## [What to produce]
Reproduce all records verbatim.

Excerpt from a dataset:
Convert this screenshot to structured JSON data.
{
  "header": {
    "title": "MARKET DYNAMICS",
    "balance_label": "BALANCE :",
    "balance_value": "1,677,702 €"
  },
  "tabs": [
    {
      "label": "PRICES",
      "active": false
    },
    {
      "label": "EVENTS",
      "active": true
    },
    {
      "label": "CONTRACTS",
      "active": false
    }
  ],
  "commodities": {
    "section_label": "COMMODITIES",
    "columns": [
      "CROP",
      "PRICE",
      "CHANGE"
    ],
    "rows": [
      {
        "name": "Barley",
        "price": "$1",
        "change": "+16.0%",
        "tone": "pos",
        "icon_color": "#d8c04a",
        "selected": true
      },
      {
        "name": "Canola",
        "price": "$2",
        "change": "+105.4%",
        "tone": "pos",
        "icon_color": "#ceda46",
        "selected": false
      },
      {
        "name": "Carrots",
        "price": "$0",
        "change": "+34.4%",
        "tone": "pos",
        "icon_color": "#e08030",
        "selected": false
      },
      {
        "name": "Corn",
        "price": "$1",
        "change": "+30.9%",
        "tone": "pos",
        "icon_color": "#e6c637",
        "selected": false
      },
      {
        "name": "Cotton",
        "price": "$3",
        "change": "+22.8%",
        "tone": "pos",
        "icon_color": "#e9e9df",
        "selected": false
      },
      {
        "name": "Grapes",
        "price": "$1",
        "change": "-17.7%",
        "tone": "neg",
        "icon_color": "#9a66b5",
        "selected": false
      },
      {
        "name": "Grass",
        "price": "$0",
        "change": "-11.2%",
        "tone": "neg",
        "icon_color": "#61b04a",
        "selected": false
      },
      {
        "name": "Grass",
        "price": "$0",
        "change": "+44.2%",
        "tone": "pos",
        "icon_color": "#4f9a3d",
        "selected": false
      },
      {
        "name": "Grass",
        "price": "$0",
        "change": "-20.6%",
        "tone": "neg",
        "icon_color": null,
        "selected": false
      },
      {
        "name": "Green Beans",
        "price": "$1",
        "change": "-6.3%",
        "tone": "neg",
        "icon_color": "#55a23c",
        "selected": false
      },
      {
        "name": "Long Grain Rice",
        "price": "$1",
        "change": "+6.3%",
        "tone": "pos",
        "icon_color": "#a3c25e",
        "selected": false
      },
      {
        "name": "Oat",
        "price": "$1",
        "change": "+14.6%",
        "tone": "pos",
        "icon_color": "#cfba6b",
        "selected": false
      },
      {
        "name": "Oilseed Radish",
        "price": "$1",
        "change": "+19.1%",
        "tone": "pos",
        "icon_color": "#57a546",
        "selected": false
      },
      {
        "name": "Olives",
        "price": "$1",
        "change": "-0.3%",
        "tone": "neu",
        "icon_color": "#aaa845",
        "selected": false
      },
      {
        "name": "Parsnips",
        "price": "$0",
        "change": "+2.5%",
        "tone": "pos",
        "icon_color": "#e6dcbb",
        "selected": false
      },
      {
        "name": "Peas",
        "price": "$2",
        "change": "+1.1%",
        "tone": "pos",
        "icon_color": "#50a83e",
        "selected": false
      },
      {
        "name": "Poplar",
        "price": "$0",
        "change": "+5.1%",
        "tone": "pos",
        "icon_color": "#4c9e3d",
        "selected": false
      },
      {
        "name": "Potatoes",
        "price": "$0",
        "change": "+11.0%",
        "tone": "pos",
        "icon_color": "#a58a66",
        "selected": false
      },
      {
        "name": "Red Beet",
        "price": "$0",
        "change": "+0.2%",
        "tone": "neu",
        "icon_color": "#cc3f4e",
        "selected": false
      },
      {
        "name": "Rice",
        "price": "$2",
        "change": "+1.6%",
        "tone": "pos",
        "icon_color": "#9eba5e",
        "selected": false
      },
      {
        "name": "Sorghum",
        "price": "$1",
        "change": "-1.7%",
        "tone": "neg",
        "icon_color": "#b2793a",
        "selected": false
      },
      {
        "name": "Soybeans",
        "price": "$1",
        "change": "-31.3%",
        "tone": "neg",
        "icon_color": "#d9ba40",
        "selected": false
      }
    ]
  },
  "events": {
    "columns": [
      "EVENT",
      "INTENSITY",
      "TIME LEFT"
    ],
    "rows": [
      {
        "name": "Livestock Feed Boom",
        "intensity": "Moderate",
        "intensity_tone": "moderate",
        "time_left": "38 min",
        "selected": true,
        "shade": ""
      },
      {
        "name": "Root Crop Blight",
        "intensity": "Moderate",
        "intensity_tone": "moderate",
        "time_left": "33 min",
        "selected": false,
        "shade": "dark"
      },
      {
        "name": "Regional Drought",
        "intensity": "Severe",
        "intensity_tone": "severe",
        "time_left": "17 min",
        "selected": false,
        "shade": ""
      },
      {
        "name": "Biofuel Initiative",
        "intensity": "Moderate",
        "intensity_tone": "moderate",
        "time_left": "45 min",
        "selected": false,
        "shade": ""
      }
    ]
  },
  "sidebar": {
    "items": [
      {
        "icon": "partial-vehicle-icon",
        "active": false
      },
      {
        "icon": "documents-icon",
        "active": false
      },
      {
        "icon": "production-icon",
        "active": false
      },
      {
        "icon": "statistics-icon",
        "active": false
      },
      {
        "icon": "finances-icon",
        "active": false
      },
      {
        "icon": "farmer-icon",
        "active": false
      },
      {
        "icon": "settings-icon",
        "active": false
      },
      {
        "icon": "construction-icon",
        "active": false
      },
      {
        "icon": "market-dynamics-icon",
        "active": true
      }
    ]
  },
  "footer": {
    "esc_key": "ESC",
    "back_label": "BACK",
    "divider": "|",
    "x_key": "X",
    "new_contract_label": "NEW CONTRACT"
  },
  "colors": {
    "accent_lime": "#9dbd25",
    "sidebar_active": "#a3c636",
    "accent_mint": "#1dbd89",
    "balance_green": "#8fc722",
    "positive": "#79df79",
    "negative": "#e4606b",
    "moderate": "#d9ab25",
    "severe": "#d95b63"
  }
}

## [Solution for this problem]
Convert this screenshot to structured JSON data.
{
  "header": {
    "title": "MARKET DYNAMICS",
    "balance_label": "BALANCE :",
    "balance_value": "1,677,702 €"
  },
  "tabs": [
    {
      "label": "PRICES",
      "active": false
    },
    {
      "label": "EVENTS",
      "active": true
    },
    {
      "label": "CONTRACTS",
      "active": false
    }
  ],
  "commodities": {
    "section_label": "COMMODITIES",
    "columns": [
      "CROP",
      "PRICE",
      "CHANGE"
    ],
    "rows": [
      {
        "name": "Barley",
        "price": "$1",
        "change": "+16.0%",
        "tone": "pos",
        "icon_color": "#d8c04a",
        "selected": true
      },
      {
        "name": "Canola",
        "price": "$2",
        "change": "+105.4%",
        "tone": "pos",
        "icon_color": "#ceda46",
        "selected": false
      },
      {
        "name": "Carrots",
        "price": "$0",
        "change": "+34.4%",
        "tone": "pos",
        "icon_color": "#e08030",
        "selected": false
      },
      {
        "name": "Corn",
        "price": "$1",
        "change": "+30.9%",
        "tone": "pos",
        "icon_color": "#e6c637",
        "selected": false
      },
      {
        "name": "Cotton",
        "price": "$3",
        "change": "+22.8%",
        "tone": "pos",
        "icon_color": "#e9e9df",
        "selected": false
      },
      {
        "name": "Grapes",
        "price": "$1",
        "change": "-17.7%",
        "tone": "neg",
        "icon_color": "#9a66b5",
        "selected": false
      },
      {
        "name": "Grass",
        "price": "$0",
        "change": "-11.2%",
        "tone": "neg",
        "icon_color": "#61b04a",
        "selected": false
      },
      {
        "name": "Grass",
        "price": "$0",
        "change": "+44.2%",
        "tone": "pos",
        "icon_color": "#4f9a3d",
        "selected": false
      },
      {
        "name": "Grass",
        "price": "$0",
        "change": "-20.6%",
        "tone": "neg",
        "icon_color": null,
        "selected": false
      },
      {
        "name": "Green Beans",
        "price": "$1",
        "change": "-6.3%",
        "tone": "neg",
        "icon_color": "#55a23c",
        "selected": false
      },
      {
        "name": "Long Grain Rice",
        "price": "$1",
        "change": "+6.3%",
        "tone": "pos",
        "icon_color": "#a3c25e",
        "selected": false
      },
      {
        "name": "Oat",
        "price": "$1",
        "change": "+14.6%",
        "tone": "pos",
        "icon_color": "#cfba6b",
        "selected": false
      },
      {
        "name": "Oilseed Radish",
        "price": "$1",
        "change": "+19.1%",
        "tone": "pos",
        "icon_color": "#57a546",
        "selected": false
      },
      {
        "name": "Olives",
        "price": "$1",
        "change": "-0.3%",
        "tone": "neu",
        "icon_color": "#aaa845",
        "selected": false
      },
      {
        "name": "Parsnips",
        "price": "$0",
        "change": "+2.5%",
        "tone": "pos",
        "icon_color": "#e6dcbb",
        "selected": false
      },
      {
        "name": "Peas",
        "price": "$2",
        "change": "+1.1%",
        "tone": "pos",
        "icon_color": "#50a83e",
        "selected": false
      },
      {
        "name": "Poplar",
        "price": "$0",
        "change": "+5.1%",
        "tone": "pos",
        "icon_color": "#4c9e3d",
        "selected": false
      },
      {
        "name": "Potatoes",
        "price": "$0",
        "change": "+11.0%",
        "tone": "pos",
        "icon_color": "#a58a66",
        "selected": false
      },
      {
        "name": "Red Beet",
        "price": "$0",
        "change": "+0.2%",
        "tone": "neu",
        "icon_color": "#cc3f4e",
        "selected": false
      },
      {
        "name": "Rice",
        "price": "$2",
        "change": "+1.6%",
        "tone": "pos",
        "icon_color": "#9eba5e",
        "selected": false
      },
      {
        "name": "Sorghum",
        "price": "$1",
        "change": "-1.7%",
        "tone": "neg",
        "icon_color": "#b2793a",
        "selected": false
      },
      {
        "name": "Soybeans",
        "price": "$1",
        "change": "-31.3%",
        "tone": "neg",
        "icon_color": "#d9ba40",
        "selected": false
      }
    ]
  },
  "events": {
    "columns": [
      "EVENT",
      "INTENSITY",
      "TIME LEFT"
    ],
    "rows": [
      {
        "name": "Livestock Feed Boom",
        "intensity": "Moderate",
        "intensity_tone": "moderate",
        "time_left": "38 min",
        "selected": true,
        "shade": ""
      },
      {
        "name": "Root Crop Blight",
        "intensity": "Moderate",
        "intensity_tone": "moderate",
        "time_left": "33 min",
        "selected": false,
        "shade": "dark"
      },
      {
        "name": "Regional Drought",
        "intensity": "Severe",
        "intensity_tone": "severe",
        "time_left": "17 min",
        "selected": false,
        "shade": ""
      },
      {
        "name": "Biofuel Initiative",
        "intensity": "Moderate",
        "intensity_tone": "moderate",
        "time_left": "45 min",
        "selected": false,
        "shade": ""
      }
    ]
  },
  "sidebar": {
    "items": [
      {
        "icon": "partial-vehicle-icon",
        "active": false
      },
      {
        "icon": "documents-icon",
        "active": false
      },
      {
        "icon": "production-icon",
        "active": false
      },
      {
        "icon": "statistics-icon",
        "active": false
      },
      {
        "icon": "finances-icon",
        "active": false
      },
      {
        "icon": "farmer-icon",
        "active": false
      },
      {
        "icon": "settings-icon",
        "active": false
      },
      {
        "icon": "construction-icon",
        "active": false
      },
      {
        "icon": "market-dynamics-icon",
        "active": true
      }
    ]
  },
  "footer": {
    "esc_key": "ESC",
    "back_label": "BACK",
    "divider": "|",
    "x_key": "X",
    "new_contract_label": "NEW CONTRACT"
  },
  "colors": {
    "accent_lime": "#9dbd25",
    "sidebar_active": "#a3c636",
    "accent_mint": "#1dbd89",
    "balance_green": "#8fc722",
    "positive": "#79df79",
    "negative": "#e4606b",
    "moderate": "#d9ab25",
    "severe": "#d95b63"
  }
}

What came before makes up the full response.